Can you set down every line of the material below word for word, keeping each line as it stands?

::::::::

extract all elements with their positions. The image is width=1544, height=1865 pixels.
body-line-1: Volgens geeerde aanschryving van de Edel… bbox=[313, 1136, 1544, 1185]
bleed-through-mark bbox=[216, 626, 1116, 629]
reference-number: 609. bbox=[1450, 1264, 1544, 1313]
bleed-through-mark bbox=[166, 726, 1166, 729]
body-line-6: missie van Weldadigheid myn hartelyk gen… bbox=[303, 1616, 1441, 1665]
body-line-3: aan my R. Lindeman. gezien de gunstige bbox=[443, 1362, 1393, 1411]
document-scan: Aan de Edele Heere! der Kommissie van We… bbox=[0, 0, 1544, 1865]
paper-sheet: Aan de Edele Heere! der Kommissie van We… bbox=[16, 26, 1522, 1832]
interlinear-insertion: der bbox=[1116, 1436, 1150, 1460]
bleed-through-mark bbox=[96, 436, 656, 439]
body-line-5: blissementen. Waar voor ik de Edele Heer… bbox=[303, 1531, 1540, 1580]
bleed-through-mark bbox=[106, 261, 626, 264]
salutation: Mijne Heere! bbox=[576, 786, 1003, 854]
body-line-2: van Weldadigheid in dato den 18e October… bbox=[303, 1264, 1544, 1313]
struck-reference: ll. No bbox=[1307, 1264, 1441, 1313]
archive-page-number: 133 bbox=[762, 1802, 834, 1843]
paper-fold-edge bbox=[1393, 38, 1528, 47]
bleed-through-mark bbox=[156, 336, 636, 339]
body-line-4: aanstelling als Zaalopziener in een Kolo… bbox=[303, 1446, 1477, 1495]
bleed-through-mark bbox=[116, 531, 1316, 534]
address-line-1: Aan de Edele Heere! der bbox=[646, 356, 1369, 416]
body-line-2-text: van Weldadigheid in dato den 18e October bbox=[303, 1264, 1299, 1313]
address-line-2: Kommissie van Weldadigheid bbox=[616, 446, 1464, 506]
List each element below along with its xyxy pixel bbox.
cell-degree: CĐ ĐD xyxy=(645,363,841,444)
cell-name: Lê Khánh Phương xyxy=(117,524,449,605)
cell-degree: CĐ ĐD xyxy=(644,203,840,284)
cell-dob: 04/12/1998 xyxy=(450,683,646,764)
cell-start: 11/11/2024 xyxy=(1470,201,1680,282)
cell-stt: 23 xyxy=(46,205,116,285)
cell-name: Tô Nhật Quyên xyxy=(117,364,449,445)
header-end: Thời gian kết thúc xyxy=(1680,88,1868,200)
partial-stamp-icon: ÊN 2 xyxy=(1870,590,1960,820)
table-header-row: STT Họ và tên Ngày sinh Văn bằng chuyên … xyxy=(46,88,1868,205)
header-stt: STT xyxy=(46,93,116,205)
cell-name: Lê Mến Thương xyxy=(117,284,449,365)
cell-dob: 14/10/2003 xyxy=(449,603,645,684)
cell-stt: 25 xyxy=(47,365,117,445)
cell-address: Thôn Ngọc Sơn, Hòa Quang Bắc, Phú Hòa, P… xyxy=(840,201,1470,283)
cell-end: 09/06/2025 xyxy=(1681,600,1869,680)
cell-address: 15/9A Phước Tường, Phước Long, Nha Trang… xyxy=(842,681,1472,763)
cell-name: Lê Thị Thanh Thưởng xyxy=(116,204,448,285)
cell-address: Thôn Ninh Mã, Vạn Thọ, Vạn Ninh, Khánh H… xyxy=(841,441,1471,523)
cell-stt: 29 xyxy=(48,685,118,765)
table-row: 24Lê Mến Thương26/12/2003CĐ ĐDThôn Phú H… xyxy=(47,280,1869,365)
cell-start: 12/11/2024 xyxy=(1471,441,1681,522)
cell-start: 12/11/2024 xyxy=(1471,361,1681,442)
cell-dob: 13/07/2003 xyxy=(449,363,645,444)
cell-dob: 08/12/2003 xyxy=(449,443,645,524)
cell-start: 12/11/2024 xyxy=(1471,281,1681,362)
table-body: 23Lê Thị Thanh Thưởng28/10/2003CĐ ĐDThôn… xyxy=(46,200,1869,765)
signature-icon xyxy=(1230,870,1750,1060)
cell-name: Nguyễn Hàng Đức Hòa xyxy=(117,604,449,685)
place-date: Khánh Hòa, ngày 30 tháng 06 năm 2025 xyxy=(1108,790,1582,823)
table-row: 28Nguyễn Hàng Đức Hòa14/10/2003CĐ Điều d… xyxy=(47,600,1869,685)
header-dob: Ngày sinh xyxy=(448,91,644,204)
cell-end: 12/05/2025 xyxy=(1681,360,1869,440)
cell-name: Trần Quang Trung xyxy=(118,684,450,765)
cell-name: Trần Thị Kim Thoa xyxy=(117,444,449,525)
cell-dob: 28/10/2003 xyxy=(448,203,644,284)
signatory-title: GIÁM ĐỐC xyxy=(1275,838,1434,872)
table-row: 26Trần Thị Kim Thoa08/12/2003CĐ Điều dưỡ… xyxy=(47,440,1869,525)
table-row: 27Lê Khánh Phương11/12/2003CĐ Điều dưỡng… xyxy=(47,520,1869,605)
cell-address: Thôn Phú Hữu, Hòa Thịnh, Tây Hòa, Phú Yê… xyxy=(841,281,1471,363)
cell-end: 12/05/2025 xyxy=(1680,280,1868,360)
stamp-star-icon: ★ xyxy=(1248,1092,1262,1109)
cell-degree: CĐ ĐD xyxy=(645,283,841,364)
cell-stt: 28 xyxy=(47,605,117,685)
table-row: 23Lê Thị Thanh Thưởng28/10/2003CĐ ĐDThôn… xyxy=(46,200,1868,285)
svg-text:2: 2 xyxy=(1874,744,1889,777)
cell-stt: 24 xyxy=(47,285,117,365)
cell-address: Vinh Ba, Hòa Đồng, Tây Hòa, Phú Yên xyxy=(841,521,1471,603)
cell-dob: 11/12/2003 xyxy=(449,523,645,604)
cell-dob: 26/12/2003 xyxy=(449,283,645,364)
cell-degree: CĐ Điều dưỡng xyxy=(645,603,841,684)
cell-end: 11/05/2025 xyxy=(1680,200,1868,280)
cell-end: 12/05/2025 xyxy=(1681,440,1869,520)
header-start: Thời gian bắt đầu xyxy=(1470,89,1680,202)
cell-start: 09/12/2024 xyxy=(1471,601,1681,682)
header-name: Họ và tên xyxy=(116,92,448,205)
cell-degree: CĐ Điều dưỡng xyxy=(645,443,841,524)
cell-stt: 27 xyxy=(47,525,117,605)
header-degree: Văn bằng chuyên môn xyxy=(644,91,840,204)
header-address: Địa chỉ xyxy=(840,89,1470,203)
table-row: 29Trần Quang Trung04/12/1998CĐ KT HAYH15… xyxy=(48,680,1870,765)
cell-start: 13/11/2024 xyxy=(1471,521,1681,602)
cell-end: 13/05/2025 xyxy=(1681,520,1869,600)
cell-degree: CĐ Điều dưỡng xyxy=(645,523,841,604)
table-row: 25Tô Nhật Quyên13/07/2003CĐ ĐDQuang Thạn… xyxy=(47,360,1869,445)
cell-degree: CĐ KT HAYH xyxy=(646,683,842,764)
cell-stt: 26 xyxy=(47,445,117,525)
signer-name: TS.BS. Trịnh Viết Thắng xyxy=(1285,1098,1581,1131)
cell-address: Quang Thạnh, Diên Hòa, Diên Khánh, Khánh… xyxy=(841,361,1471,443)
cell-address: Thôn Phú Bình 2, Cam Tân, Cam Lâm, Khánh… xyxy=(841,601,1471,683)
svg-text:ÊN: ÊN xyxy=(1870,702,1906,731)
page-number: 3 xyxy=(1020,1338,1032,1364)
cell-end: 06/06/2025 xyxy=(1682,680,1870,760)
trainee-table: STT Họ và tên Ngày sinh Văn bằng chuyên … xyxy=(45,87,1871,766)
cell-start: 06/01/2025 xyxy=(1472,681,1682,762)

::::::::

FINISHED TASK —
extract all elements with their positions. The image is width=1544, height=1865 pixels.
body-line-1: Volgens geeerde aanschryving van de Edel… bbox=[313, 1136, 1544, 1185]
bleed-through-mark bbox=[216, 626, 1116, 629]
reference-number: 609. bbox=[1450, 1264, 1544, 1313]
bleed-through-mark bbox=[166, 726, 1166, 729]
body-line-6: missie van Weldadigheid myn hartelyk gen… bbox=[303, 1616, 1441, 1665]
body-line-3: aan my R. Lindeman. gezien de gunstige bbox=[443, 1362, 1393, 1411]
document-scan: Aan de Edele Heere! der Kommissie van We… bbox=[0, 0, 1544, 1865]
paper-sheet: Aan de Edele Heere! der Kommissie van We… bbox=[16, 26, 1522, 1832]
interlinear-insertion: der bbox=[1116, 1436, 1150, 1460]
bleed-through-mark bbox=[96, 436, 656, 439]
body-line-5: blissementen. Waar voor ik de Edele Heer… bbox=[303, 1531, 1540, 1580]
bleed-through-mark bbox=[106, 261, 626, 264]
salutation: Mijne Heere! bbox=[576, 786, 1003, 854]
body-line-2: van Weldadigheid in dato den 18e October… bbox=[303, 1264, 1544, 1313]
struck-reference: ll. No bbox=[1307, 1264, 1441, 1313]
archive-page-number: 133 bbox=[762, 1802, 834, 1843]
paper-fold-edge bbox=[1393, 38, 1528, 47]
bleed-through-mark bbox=[156, 336, 636, 339]
body-line-4: aanstelling als Zaalopziener in een Kolo… bbox=[303, 1446, 1477, 1495]
bleed-through-mark bbox=[116, 531, 1316, 534]
address-line-1: Aan de Edele Heere! der bbox=[646, 356, 1369, 416]
body-line-2-text: van Weldadigheid in dato den 18e October bbox=[303, 1264, 1299, 1313]
address-line-2: Kommissie van Weldadigheid bbox=[616, 446, 1464, 506]
List each element below along with its xyxy pixel bbox.
cell-degree: CĐ ĐD xyxy=(645,363,841,444)
cell-name: Lê Khánh Phương xyxy=(117,524,449,605)
cell-degree: CĐ ĐD xyxy=(644,203,840,284)
cell-dob: 04/12/1998 xyxy=(450,683,646,764)
cell-start: 11/11/2024 xyxy=(1470,201,1680,282)
cell-stt: 23 xyxy=(46,205,116,285)
cell-name: Tô Nhật Quyên xyxy=(117,364,449,445)
header-end: Thời gian kết thúc xyxy=(1680,88,1868,200)
partial-stamp-icon: ÊN 2 xyxy=(1870,590,1960,820)
table-header-row: STT Họ và tên Ngày sinh Văn bằng chuyên … xyxy=(46,88,1868,205)
header-stt: STT xyxy=(46,93,116,205)
cell-name: Lê Mến Thương xyxy=(117,284,449,365)
cell-dob: 14/10/2003 xyxy=(449,603,645,684)
cell-stt: 25 xyxy=(47,365,117,445)
cell-address: Thôn Ngọc Sơn, Hòa Quang Bắc, Phú Hòa, P… xyxy=(840,201,1470,283)
cell-end: 09/06/2025 xyxy=(1681,600,1869,680)
cell-address: 15/9A Phước Tường, Phước Long, Nha Trang… xyxy=(842,681,1472,763)
cell-name: Lê Thị Thanh Thưởng xyxy=(116,204,448,285)
cell-address: Thôn Ninh Mã, Vạn Thọ, Vạn Ninh, Khánh H… xyxy=(841,441,1471,523)
cell-stt: 29 xyxy=(48,685,118,765)
table-row: 24Lê Mến Thương26/12/2003CĐ ĐDThôn Phú H… xyxy=(47,280,1869,365)
cell-start: 12/11/2024 xyxy=(1471,441,1681,522)
cell-start: 12/11/2024 xyxy=(1471,361,1681,442)
cell-dob: 13/07/2003 xyxy=(449,363,645,444)
cell-dob: 08/12/2003 xyxy=(449,443,645,524)
cell-start: 12/11/2024 xyxy=(1471,281,1681,362)
table-body: 23Lê Thị Thanh Thưởng28/10/2003CĐ ĐDThôn… xyxy=(46,200,1869,765)
signature-icon xyxy=(1230,870,1750,1060)
cell-name: Nguyễn Hàng Đức Hòa xyxy=(117,604,449,685)
place-date: Khánh Hòa, ngày 30 tháng 06 năm 2025 xyxy=(1108,790,1582,823)
table-row: 28Nguyễn Hàng Đức Hòa14/10/2003CĐ Điều d… xyxy=(47,600,1869,685)
header-dob: Ngày sinh xyxy=(448,91,644,204)
cell-end: 12/05/2025 xyxy=(1681,360,1869,440)
cell-name: Trần Quang Trung xyxy=(118,684,450,765)
cell-name: Trần Thị Kim Thoa xyxy=(117,444,449,525)
cell-dob: 28/10/2003 xyxy=(448,203,644,284)
signatory-title: GIÁM ĐỐC xyxy=(1275,838,1434,872)
table-row: 26Trần Thị Kim Thoa08/12/2003CĐ Điều dưỡ… xyxy=(47,440,1869,525)
table-row: 27Lê Khánh Phương11/12/2003CĐ Điều dưỡng… xyxy=(47,520,1869,605)
cell-address: Thôn Phú Hữu, Hòa Thịnh, Tây Hòa, Phú Yê… xyxy=(841,281,1471,363)
cell-end: 12/05/2025 xyxy=(1680,280,1868,360)
stamp-star-icon: ★ xyxy=(1248,1092,1262,1109)
cell-degree: CĐ ĐD xyxy=(645,283,841,364)
cell-stt: 28 xyxy=(47,605,117,685)
table-row: 23Lê Thị Thanh Thưởng28/10/2003CĐ ĐDThôn… xyxy=(46,200,1868,285)
svg-text:2: 2 xyxy=(1874,744,1889,777)
cell-stt: 24 xyxy=(47,285,117,365)
cell-address: Vinh Ba, Hòa Đồng, Tây Hòa, Phú Yên xyxy=(841,521,1471,603)
cell-dob: 11/12/2003 xyxy=(449,523,645,604)
cell-dob: 26/12/2003 xyxy=(449,283,645,364)
cell-degree: CĐ Điều dưỡng xyxy=(645,603,841,684)
cell-end: 11/05/2025 xyxy=(1680,200,1868,280)
cell-end: 12/05/2025 xyxy=(1681,440,1869,520)
header-start: Thời gian bắt đầu xyxy=(1470,89,1680,202)
cell-start: 09/12/2024 xyxy=(1471,601,1681,682)
header-name: Họ và tên xyxy=(116,92,448,205)
cell-degree: CĐ Điều dưỡng xyxy=(645,443,841,524)
cell-stt: 27 xyxy=(47,525,117,605)
header-degree: Văn bằng chuyên môn xyxy=(644,91,840,204)
header-address: Địa chỉ xyxy=(840,89,1470,203)
table-row: 29Trần Quang Trung04/12/1998CĐ KT HAYH15… xyxy=(48,680,1870,765)
cell-start: 13/11/2024 xyxy=(1471,521,1681,602)
cell-end: 13/05/2025 xyxy=(1681,520,1869,600)
cell-degree: CĐ Điều dưỡng xyxy=(645,523,841,604)
table-row: 25Tô Nhật Quyên13/07/2003CĐ ĐDQuang Thạn… xyxy=(47,360,1869,445)
cell-degree: CĐ KT HAYH xyxy=(646,683,842,764)
cell-stt: 26 xyxy=(47,445,117,525)
signer-name: TS.BS. Trịnh Viết Thắng xyxy=(1285,1098,1581,1131)
cell-address: Quang Thạnh, Diên Hòa, Diên Khánh, Khánh… xyxy=(841,361,1471,443)
cell-address: Thôn Phú Bình 2, Cam Tân, Cam Lâm, Khánh… xyxy=(841,601,1471,683)
svg-text:ÊN: ÊN xyxy=(1870,702,1906,731)
page-number: 3 xyxy=(1020,1338,1032,1364)
cell-end: 06/06/2025 xyxy=(1682,680,1870,760)
trainee-table: STT Họ và tên Ngày sinh Văn bằng chuyên … xyxy=(45,87,1871,766)
cell-start: 06/01/2025 xyxy=(1472,681,1682,762)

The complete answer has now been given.